▶ [Raw records]:
----

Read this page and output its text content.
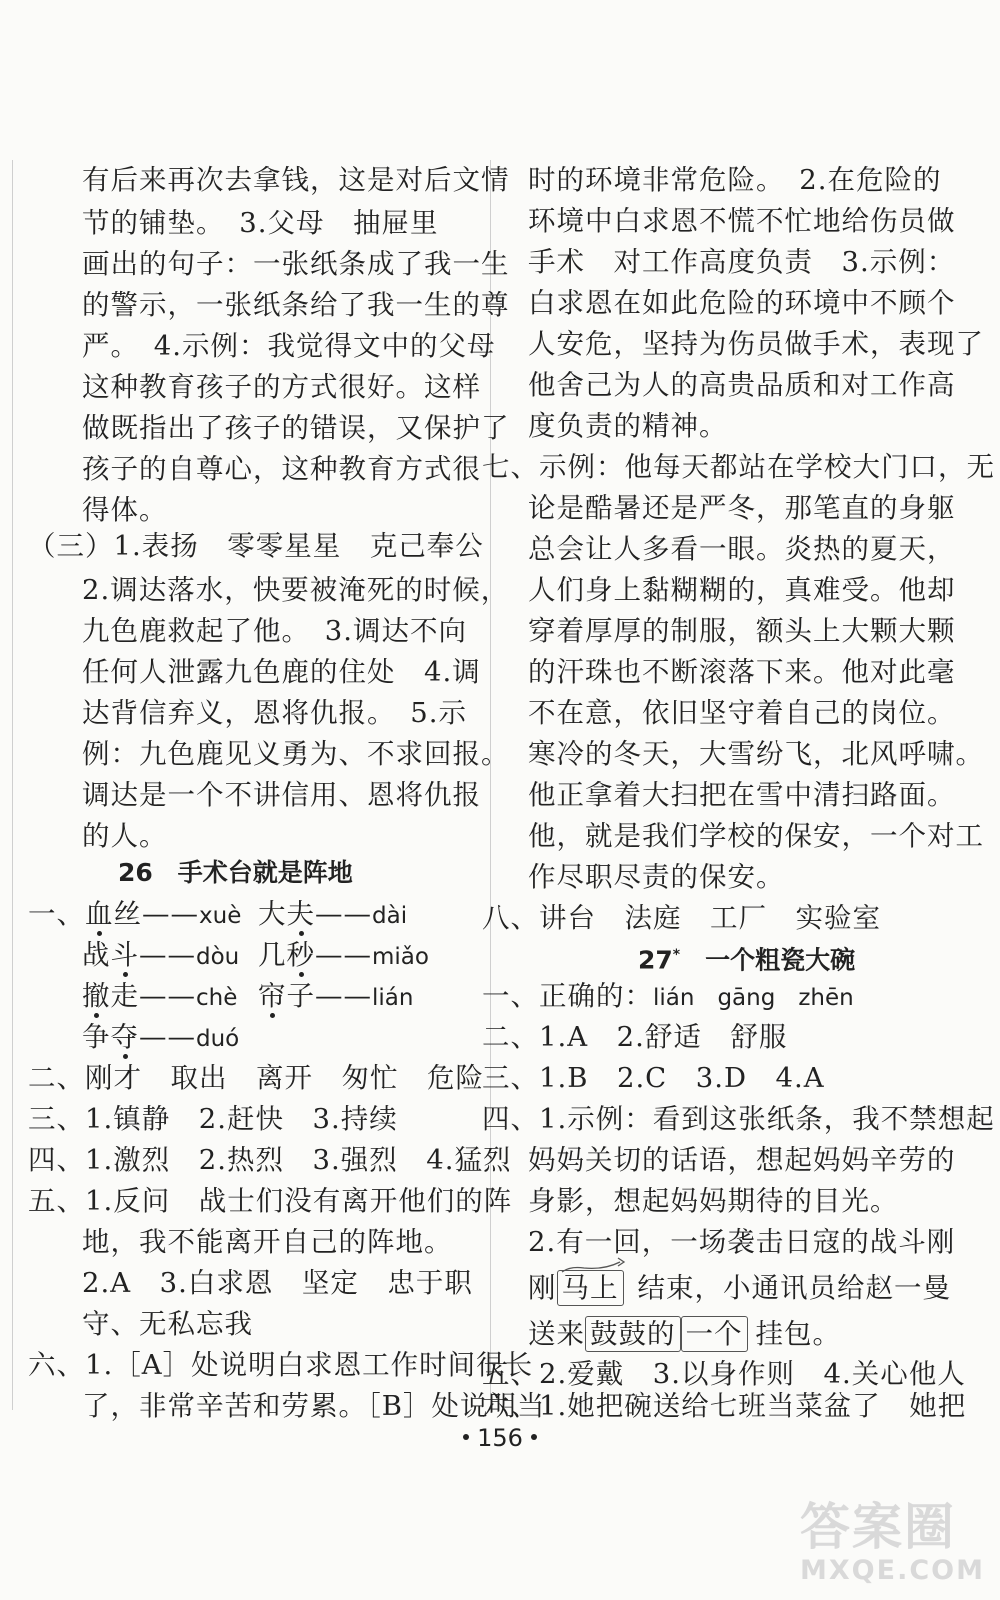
有后来再次去拿钱，这是对后文情
节的铺垫。　3.父母　抽屉里
画出的句子：一张纸条成了我一生
的警示，一张纸条给了我一生的尊
严。　4.示例：我觉得文中的父母
这种教育孩子的方式很好。这样
做既指出了孩子的错误，又保护了
孩子的自尊心，这种教育方式很
得体。
（三）1.表扬　零零星星　克己奉公
2.调达落水，快要被淹死的时候，
九色鹿救起了他。　3.调达不向
任何人泄露九色鹿的住处　4.调
达背信弃义，恩将仇报。　5.示
例：九色鹿见义勇为、不求回报。
调达是一个不讲信用、恩将仇报
的人。
26　手术台就是阵地
一、血丝——xuè 大夫——dài
战斗——dòu 几秒——miǎo
撤走——chè 帘子——lián
争夺——duó
二、刚才　取出　离开　匆忙　危险
三、1.镇静　2.赶快　3.持续
四、1.激烈　2.热烈　3.强烈　4.猛烈
五、1.反问　战士们没有离开他们的阵
地，我不能离开自己的阵地。
2.A　3.白求恩　坚定　忠于职
守、无私忘我
六、1.［A］处说明白求恩工作时间很长
了，非常辛苦和劳累。［B］处说明当
时的环境非常危险。　2.在危险的
环境中白求恩不慌不忙地给伤员做
手术　对工作高度负责　3.示例：
白求恩在如此危险的环境中不顾个
人安危，坚持为伤员做手术，表现了
他舍己为人的高贵品质和对工作高
度负责的精神。
七、示例：他每天都站在学校大门口，无
论是酷暑还是严冬，那笔直的身躯
总会让人多看一眼。炎热的夏天，
人们身上黏糊糊的，真难受。他却
穿着厚厚的制服，额头上大颗大颗
的汗珠也不断滚落下来。他对此毫
不在意，依旧坚守着自己的岗位。
寒冷的冬天，大雪纷飞，北风呼啸。
他正拿着大扫把在雪中清扫路面。
他，就是我们学校的保安，一个对工
作尽职尽责的保安。
八、讲台　法庭　工厂　实验室
27*　 一个粗瓷大碗
一、正确的：lián　gāng　zhēn
二、1.A　2.舒适　舒服
三、1.B　2.C　3.D　4.A
四、1.示例：看到这张纸条，我不禁想起
妈妈关切的话语，想起妈妈辛劳的
身影，想起妈妈期待的目光。
2.有一回，一场袭击日寇的战斗刚
刚 马上 结束，小通讯员给赵一曼
送来 鼓鼓的 一个 挂包。
五、2.爱戴　3.以身作则　4.关心他人
六、1.她把碗送给七班当菜盆了　她把
156
答案圈
MXQE.COM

----

▶ [DIRECTIVE]:
Extract the full listing above verbatim; pictures are to be left out of the copy.

▶ [PROBLEM SOLUTION]:
Read this page and output its text content.
有后来再次去拿钱，这是对后文情
节的铺垫。　3.父母　抽屉里
画出的句子：一张纸条成了我一生
的警示，一张纸条给了我一生的尊
严。　4.示例：我觉得文中的父母
这种教育孩子的方式很好。这样
做既指出了孩子的错误，又保护了
孩子的自尊心，这种教育方式很
得体。
（三）1.表扬　零零星星　克己奉公
2.调达落水，快要被淹死的时候，
九色鹿救起了他。　3.调达不向
任何人泄露九色鹿的住处　4.调
达背信弃义，恩将仇报。　5.示
例：九色鹿见义勇为、不求回报。
调达是一个不讲信用、恩将仇报
的人。
26　手术台就是阵地
一、血丝——xuè 大夫——dài
战斗——dòu 几秒——miǎo
撤走——chè 帘子——lián
争夺——duó
二、刚才　取出　离开　匆忙　危险
三、1.镇静　2.赶快　3.持续
四、1.激烈　2.热烈　3.强烈　4.猛烈
五、1.反问　战士们没有离开他们的阵
地，我不能离开自己的阵地。
2.A　3.白求恩　坚定　忠于职
守、无私忘我
六、1.［A］处说明白求恩工作时间很长
了，非常辛苦和劳累。［B］处说明当
时的环境非常危险。　2.在危险的
环境中白求恩不慌不忙地给伤员做
手术　对工作高度负责　3.示例：
白求恩在如此危险的环境中不顾个
人安危，坚持为伤员做手术，表现了
他舍己为人的高贵品质和对工作高
度负责的精神。
七、示例：他每天都站在学校大门口，无
论是酷暑还是严冬，那笔直的身躯
总会让人多看一眼。炎热的夏天，
人们身上黏糊糊的，真难受。他却
穿着厚厚的制服，额头上大颗大颗
的汗珠也不断滚落下来。他对此毫
不在意，依旧坚守着自己的岗位。
寒冷的冬天，大雪纷飞，北风呼啸。
他正拿着大扫把在雪中清扫路面。
他，就是我们学校的保安，一个对工
作尽职尽责的保安。
八、讲台　法庭　工厂　实验室
27*　 一个粗瓷大碗
一、正确的：lián　gāng　zhēn
二、1.A　2.舒适　舒服
三、1.B　2.C　3.D　4.A
四、1.示例：看到这张纸条，我不禁想起
妈妈关切的话语，想起妈妈辛劳的
身影，想起妈妈期待的目光。
2.有一回，一场袭击日寇的战斗刚
刚 马上 结束，小通讯员给赵一曼
送来 鼓鼓的 一个 挂包。
五、2.爱戴　3.以身作则　4.关心他人
六、1.她把碗送给七班当菜盆了　她把
156
答案圈
MXQE.COM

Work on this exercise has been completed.